**TASK DETAILS**
Pull every line containing "screenshot" from the entries.
== INPUT DATA ==
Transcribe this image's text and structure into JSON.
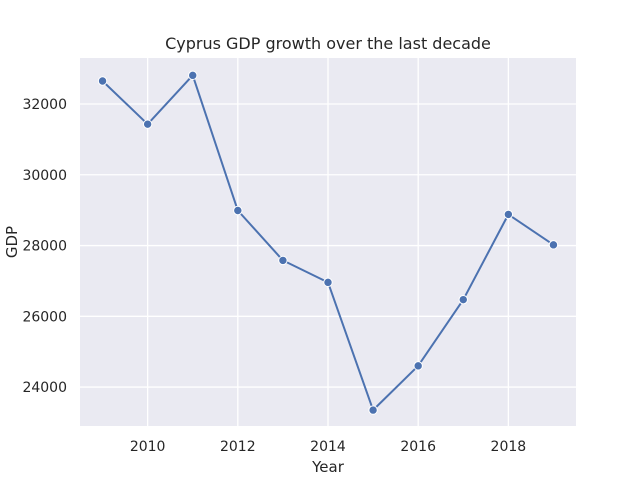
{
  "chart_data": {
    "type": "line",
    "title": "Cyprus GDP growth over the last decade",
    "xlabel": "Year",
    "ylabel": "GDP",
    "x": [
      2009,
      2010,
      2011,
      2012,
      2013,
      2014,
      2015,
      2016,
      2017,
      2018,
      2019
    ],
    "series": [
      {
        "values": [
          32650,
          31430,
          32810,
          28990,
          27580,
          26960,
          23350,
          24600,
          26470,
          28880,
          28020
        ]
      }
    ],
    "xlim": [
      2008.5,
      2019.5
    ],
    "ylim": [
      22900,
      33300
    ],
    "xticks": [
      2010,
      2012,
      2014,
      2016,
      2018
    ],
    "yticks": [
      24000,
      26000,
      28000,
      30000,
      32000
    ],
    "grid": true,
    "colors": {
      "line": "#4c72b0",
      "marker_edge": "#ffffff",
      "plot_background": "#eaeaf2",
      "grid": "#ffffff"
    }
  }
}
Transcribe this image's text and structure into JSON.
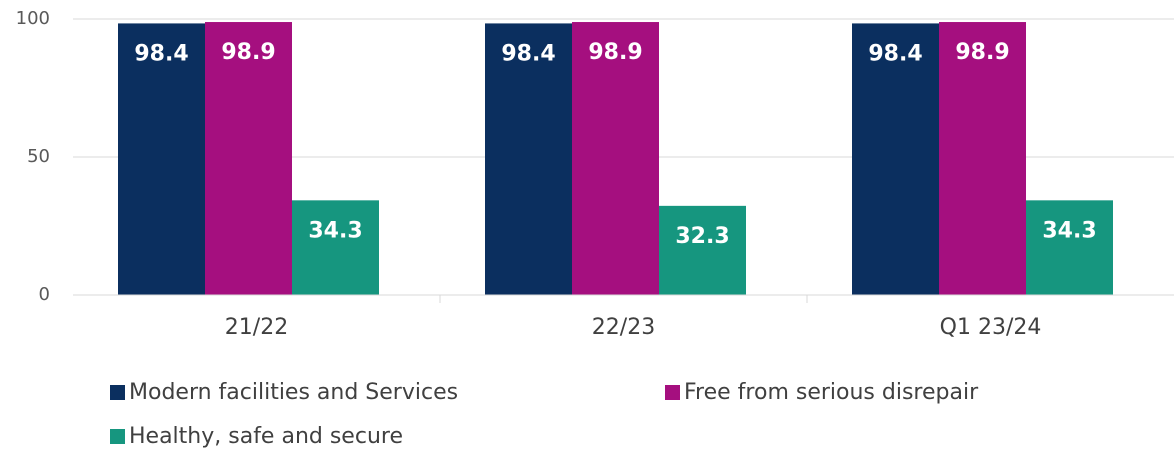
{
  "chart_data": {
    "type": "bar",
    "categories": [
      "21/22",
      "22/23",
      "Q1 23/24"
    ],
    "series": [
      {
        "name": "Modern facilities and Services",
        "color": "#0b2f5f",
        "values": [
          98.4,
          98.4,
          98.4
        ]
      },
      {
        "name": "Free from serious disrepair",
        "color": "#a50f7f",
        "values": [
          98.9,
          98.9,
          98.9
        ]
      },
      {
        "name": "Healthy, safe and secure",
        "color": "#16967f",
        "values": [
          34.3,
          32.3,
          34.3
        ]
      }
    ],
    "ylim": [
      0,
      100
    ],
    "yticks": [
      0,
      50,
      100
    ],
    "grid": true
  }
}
===
== INPUT DATA ==
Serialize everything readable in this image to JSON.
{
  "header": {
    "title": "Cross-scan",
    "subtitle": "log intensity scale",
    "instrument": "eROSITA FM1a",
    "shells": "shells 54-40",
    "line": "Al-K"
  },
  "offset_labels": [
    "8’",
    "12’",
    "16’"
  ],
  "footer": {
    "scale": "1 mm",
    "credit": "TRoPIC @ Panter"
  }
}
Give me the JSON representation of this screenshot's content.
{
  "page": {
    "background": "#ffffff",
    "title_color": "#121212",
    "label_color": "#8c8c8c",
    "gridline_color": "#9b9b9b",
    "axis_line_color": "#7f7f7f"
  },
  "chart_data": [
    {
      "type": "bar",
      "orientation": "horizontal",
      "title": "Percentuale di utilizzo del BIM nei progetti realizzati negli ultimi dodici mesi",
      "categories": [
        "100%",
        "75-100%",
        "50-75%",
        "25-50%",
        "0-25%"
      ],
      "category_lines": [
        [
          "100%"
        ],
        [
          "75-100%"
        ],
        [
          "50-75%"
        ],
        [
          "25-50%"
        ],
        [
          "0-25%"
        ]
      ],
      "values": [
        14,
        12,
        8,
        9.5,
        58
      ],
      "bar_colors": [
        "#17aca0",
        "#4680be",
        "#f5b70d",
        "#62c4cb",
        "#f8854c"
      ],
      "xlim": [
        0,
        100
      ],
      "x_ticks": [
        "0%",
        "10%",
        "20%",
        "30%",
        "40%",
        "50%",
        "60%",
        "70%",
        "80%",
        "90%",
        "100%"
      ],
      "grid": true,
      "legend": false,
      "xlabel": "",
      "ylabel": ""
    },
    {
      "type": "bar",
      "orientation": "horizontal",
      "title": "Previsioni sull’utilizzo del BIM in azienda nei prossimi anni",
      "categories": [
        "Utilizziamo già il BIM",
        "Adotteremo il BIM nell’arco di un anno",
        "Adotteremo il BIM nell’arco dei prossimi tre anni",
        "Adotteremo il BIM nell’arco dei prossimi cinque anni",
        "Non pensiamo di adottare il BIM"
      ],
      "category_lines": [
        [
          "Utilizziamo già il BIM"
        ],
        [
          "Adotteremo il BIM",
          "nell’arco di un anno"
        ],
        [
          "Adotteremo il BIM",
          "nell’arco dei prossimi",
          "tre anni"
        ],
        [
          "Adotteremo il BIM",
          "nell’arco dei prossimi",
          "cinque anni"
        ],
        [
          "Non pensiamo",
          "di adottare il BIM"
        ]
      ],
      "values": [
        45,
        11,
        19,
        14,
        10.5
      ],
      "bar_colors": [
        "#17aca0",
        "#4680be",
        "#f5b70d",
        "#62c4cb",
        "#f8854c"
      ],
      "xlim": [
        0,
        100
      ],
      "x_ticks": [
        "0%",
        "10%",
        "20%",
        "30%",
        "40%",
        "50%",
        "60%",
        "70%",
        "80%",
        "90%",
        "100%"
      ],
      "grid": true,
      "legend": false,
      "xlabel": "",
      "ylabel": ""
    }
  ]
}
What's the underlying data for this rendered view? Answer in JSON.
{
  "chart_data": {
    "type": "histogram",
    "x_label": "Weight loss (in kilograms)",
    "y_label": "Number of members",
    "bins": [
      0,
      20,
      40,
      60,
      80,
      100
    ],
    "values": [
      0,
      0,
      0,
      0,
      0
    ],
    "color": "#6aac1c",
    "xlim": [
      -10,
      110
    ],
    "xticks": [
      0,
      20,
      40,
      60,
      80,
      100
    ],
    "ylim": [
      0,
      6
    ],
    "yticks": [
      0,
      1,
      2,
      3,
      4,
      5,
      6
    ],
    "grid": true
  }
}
===
== INPUT DATA ==
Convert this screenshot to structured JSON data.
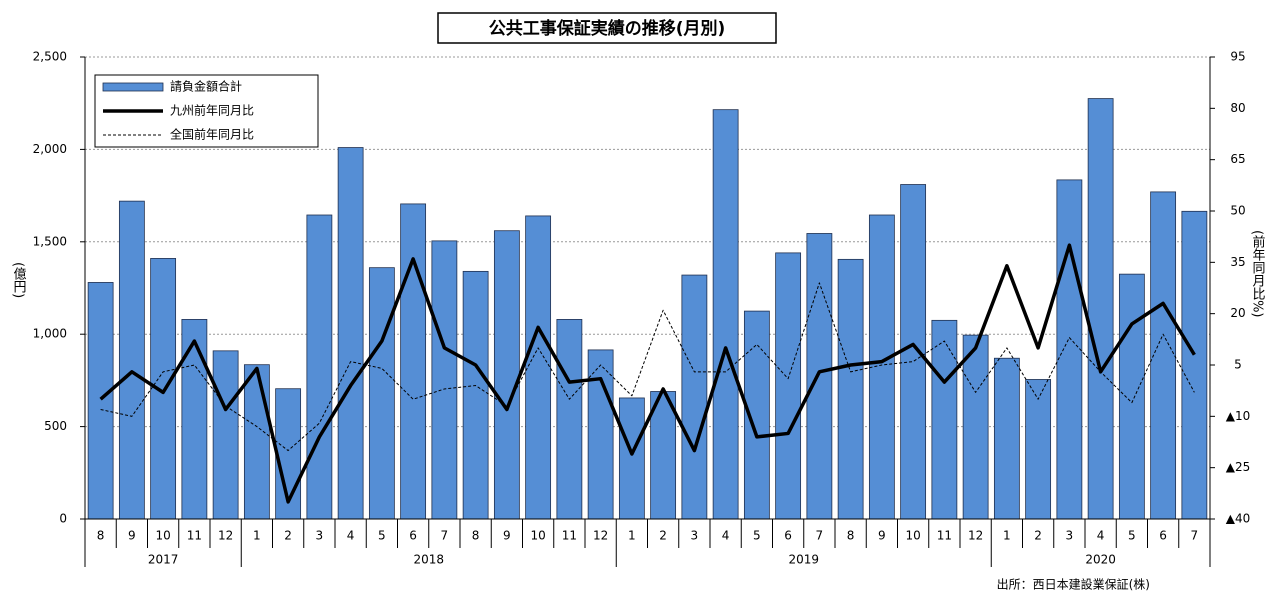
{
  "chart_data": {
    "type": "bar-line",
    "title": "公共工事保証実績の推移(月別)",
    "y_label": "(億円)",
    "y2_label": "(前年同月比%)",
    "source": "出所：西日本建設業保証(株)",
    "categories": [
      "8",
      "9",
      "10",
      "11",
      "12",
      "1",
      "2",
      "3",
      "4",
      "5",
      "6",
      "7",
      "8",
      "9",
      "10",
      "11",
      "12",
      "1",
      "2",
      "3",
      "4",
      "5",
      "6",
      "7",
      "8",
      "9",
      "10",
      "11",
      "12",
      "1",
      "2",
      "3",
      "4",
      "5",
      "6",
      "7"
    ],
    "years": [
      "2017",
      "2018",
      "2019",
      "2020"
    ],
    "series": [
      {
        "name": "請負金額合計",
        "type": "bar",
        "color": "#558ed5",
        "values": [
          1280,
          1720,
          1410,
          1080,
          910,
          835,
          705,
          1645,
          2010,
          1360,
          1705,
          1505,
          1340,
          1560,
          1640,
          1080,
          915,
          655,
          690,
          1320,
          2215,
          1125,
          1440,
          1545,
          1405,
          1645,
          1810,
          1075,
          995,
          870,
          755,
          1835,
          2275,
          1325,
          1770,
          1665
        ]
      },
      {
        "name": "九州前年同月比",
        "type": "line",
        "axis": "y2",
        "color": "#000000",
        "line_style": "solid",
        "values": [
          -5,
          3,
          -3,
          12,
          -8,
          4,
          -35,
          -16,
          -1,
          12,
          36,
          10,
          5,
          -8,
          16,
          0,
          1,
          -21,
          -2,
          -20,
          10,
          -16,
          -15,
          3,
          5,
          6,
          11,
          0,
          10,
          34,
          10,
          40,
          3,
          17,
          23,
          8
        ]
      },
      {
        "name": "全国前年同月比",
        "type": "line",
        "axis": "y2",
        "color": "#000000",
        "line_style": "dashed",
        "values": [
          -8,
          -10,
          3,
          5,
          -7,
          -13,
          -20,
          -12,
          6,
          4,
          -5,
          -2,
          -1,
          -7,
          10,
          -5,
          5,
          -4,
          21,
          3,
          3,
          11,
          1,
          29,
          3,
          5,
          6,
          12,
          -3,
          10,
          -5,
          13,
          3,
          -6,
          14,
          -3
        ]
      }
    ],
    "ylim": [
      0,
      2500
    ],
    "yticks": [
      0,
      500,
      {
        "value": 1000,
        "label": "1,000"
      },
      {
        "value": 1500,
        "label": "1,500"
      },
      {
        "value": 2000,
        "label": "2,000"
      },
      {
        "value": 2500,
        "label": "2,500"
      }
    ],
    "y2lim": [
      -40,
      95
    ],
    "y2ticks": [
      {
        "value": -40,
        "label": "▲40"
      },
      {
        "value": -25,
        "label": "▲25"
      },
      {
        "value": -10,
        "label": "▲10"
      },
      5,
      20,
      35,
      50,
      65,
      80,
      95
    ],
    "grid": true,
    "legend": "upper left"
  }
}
===
**EXERCISE OUTPUT**
Give me the JSON representation of this screenshot's content.
Convert this screenshot to structured JSON data.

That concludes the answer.